* **EXERCISE**
Return each line of the data below verbatim; pictures are to be left out.

* **PROVIDED MATERIAL**
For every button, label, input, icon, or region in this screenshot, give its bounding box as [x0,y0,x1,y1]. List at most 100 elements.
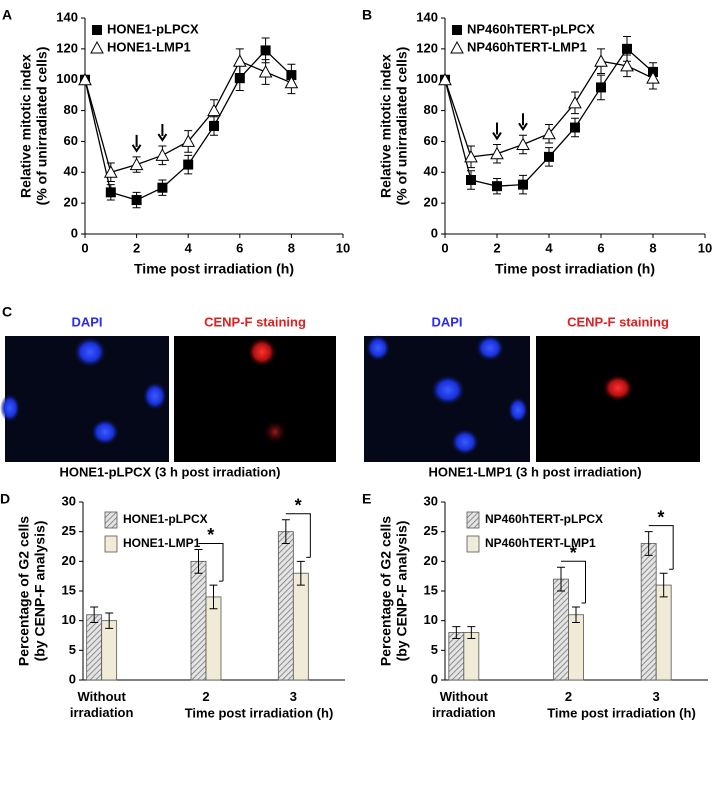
point [155,148,170,161]
arrow [492,122,502,141]
point [490,146,504,160]
bar [86,614,103,681]
y-tick-label: 0 [431,225,438,240]
point [103,165,118,178]
point [594,54,608,67]
x-tick-label: 3 [290,689,297,704]
point [620,58,634,72]
image-caption: HONE1-LMP1 (3 h post irradiation) [428,464,641,479]
image-label: CENP-F staining [204,314,306,329]
point [542,126,556,140]
y-tick-label: 140 [416,9,438,24]
x-tick-label: Without irradiation [70,689,134,720]
y-tick-label: 40 [424,164,438,179]
y-tick-label: 80 [64,102,78,117]
point [183,159,194,170]
legend-label: HONE1-LMP1 [123,536,201,550]
significance-bracket [648,525,674,570]
point [492,181,502,192]
x-tick-label-line: 3 [290,689,297,704]
bar [101,620,118,681]
y-axis-title: Relative mitotic index [378,54,394,198]
point [544,151,554,162]
x-tick-label: 2 [202,689,209,704]
x-tick-label-line: 2 [565,689,572,704]
bar [655,584,672,681]
y-tick-label: 0 [431,671,438,686]
point [209,121,219,131]
y-tick-label: 5 [69,642,76,657]
micrograph [536,336,700,462]
error-bar [296,560,305,586]
x-tick-label: 0 [441,240,448,255]
legend-marker [90,40,104,54]
x-tick-label-line: 2 [202,689,209,704]
x-tick-label: 4 [545,240,553,255]
x-tick-label: 8 [288,240,295,255]
bar [463,632,480,681]
image-caption: HONE1-pLPCX (3 h post irradiation) [59,464,280,479]
y-tick-label: 60 [64,133,78,148]
point [518,179,528,190]
y-axis-title: Relative mitotic index [18,54,34,198]
point [466,175,476,185]
x-tick-label-line: irradiation [432,705,496,720]
legend-swatch [104,511,118,529]
bar [640,543,657,681]
legend-swatch [466,535,480,553]
y-tick-label: 15 [62,582,76,597]
arrow [157,124,168,142]
arrow [131,134,142,153]
error-bar [209,584,218,610]
y-tick-label: 10 [424,612,438,627]
y-tick-label: 25 [62,523,76,538]
micrograph [364,335,530,462]
legend-marker [452,25,462,35]
y-tick-label: 100 [56,71,78,86]
image-label: DAPI [71,314,102,329]
image-label: DAPI [431,314,462,329]
point [78,72,92,86]
point [568,95,582,109]
legend-label: HONE1-LMP1 [107,39,191,54]
y-tick-label: 15 [424,582,438,597]
y-tick-label: 120 [56,40,78,55]
y-axis-title: (% of unirradiated cells) [34,47,50,206]
x-tick-label-line: Without [440,689,489,704]
x-tick-label: 8 [649,240,656,255]
significance-label: * [295,496,302,516]
x-tick-label: 3 [653,689,660,704]
y-axis-title: Percentage of G2 cells [16,516,32,666]
error-bar [90,606,99,623]
image-label: CENP-F staining [567,314,669,329]
point [131,195,142,206]
arrow [518,113,528,132]
bar [568,614,584,681]
legend-label: NP460hTERT-LMP1 [467,39,587,54]
x-tick-label-line: Without [78,689,127,704]
x-tick-label: 2 [565,689,572,704]
y-tick-label: 100 [416,71,438,86]
y-tick-label: 40 [64,164,78,179]
error-bar [467,626,476,639]
y-tick-label: 10 [62,612,76,627]
y-tick-label: 140 [56,9,78,24]
micrograph [174,336,336,462]
significance-bracket [561,560,586,604]
bar [277,531,294,681]
x-tick-label: 2 [493,240,500,255]
y-axis-title: Percentage of G2 cells [378,516,394,666]
legend-label: NP460hTERT-LMP1 [485,536,596,550]
x-axis-title: Time post irradiation (h) [134,261,294,277]
legend-marker [92,25,102,35]
significance-label: * [570,543,577,563]
legend-label: HONE1-pLPCX [123,512,208,526]
y-tick-label: 60 [424,133,438,148]
bar [205,596,222,681]
y-tick-label: 20 [424,195,438,210]
significance-label: * [207,525,214,545]
point [234,73,245,84]
y-axis-title: (by CENP-F analysis) [32,521,48,662]
significance-bracket [198,542,224,582]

* **SOLUTION TO THIS PROBLEM**
For every button, label, input, icon, or region in this screenshot, give its bounding box as [x0,y0,x1,y1]. List at most 100 elements.
point [155,148,170,161]
arrow [492,122,502,141]
point [490,146,504,160]
bar [86,614,103,681]
y-tick-label: 0 [431,225,438,240]
point [103,165,118,178]
point [594,54,608,67]
x-tick-label: 3 [290,689,297,704]
point [620,58,634,72]
image-caption: HONE1-LMP1 (3 h post irradiation) [428,464,641,479]
image-label: CENP-F staining [204,314,306,329]
point [542,126,556,140]
y-tick-label: 140 [416,9,438,24]
x-tick-label: Without irradiation [70,689,134,720]
y-tick-label: 40 [424,164,438,179]
y-tick-label: 80 [64,102,78,117]
point [183,159,194,170]
legend-label: HONE1-LMP1 [123,536,201,550]
significance-bracket [648,525,674,570]
point [492,181,502,192]
x-tick-label-line: 3 [290,689,297,704]
bar [101,620,118,681]
y-axis-title: Relative mitotic index [378,54,394,198]
point [544,151,554,162]
x-tick-label: 2 [202,689,209,704]
x-tick-label-line: 2 [565,689,572,704]
bar [655,584,672,681]
y-tick-label: 0 [431,671,438,686]
point [209,121,219,131]
y-tick-label: 5 [69,642,76,657]
micrograph [536,336,700,462]
error-bar [296,560,305,586]
x-tick-label: 0 [441,240,448,255]
legend-marker [90,40,104,54]
x-tick-label-line: 2 [202,689,209,704]
x-tick-label: 4 [545,240,553,255]
x-tick-label: 8 [288,240,295,255]
bar [463,632,480,681]
image-caption: HONE1-pLPCX (3 h post irradiation) [59,464,280,479]
y-tick-label: 60 [64,133,78,148]
point [518,179,528,190]
y-axis-title: Relative mitotic index [18,54,34,198]
point [466,175,476,185]
x-tick-label-line: irradiation [432,705,496,720]
legend-swatch [104,511,118,529]
bar [640,543,657,681]
legend-swatch [466,535,480,553]
y-tick-label: 15 [62,582,76,597]
arrow [157,124,168,142]
arrow [131,134,142,153]
error-bar [209,584,218,610]
y-tick-label: 10 [424,612,438,627]
y-tick-label: 25 [62,523,76,538]
micrograph [364,335,530,462]
legend-marker [452,25,462,35]
y-tick-label: 100 [56,71,78,86]
image-label: DAPI [71,314,102,329]
image-label: DAPI [431,314,462,329]
point [78,72,92,86]
point [568,95,582,109]
legend-label: HONE1-LMP1 [107,39,191,54]
y-tick-label: 15 [424,582,438,597]
y-tick-label: 120 [56,40,78,55]
y-axis-title: (% of unirradiated cells) [34,47,50,206]
x-tick-label-line: Without [440,689,489,704]
x-tick-label: 8 [649,240,656,255]
significance-label: * [295,496,302,516]
x-tick-label: 3 [653,689,660,704]
y-axis-title: Percentage of G2 cells [16,516,32,666]
error-bar [90,606,99,623]
image-label: CENP-F staining [567,314,669,329]
point [131,195,142,206]
arrow [518,113,528,132]
bar [568,614,584,681]
legend-label: NP460hTERT-LMP1 [467,39,587,54]
x-tick-label-line: Without [78,689,127,704]
x-tick-label: 2 [565,689,572,704]
y-tick-label: 100 [416,71,438,86]
y-tick-label: 40 [64,164,78,179]
error-bar [467,626,476,639]
y-tick-label: 10 [62,612,76,627]
y-tick-label: 140 [56,9,78,24]
micrograph [174,336,336,462]
significance-bracket [561,560,586,604]
bar [277,531,294,681]
x-tick-label: 2 [493,240,500,255]
y-axis-title: Percentage of G2 cells [378,516,394,666]
legend-label: NP460hTERT-LMP1 [485,536,596,550]
x-axis-title: Time post irradiation (h) [134,261,294,277]
legend-marker [92,25,102,35]
significance-label: * [570,543,577,563]
legend-label: HONE1-pLPCX [123,512,208,526]
y-tick-label: 60 [424,133,438,148]
bar [205,596,222,681]
y-tick-label: 20 [424,195,438,210]
significance-label: * [207,525,214,545]
point [234,73,245,84]
y-axis-title: (by CENP-F analysis) [32,521,48,662]
significance-bracket [198,542,224,582]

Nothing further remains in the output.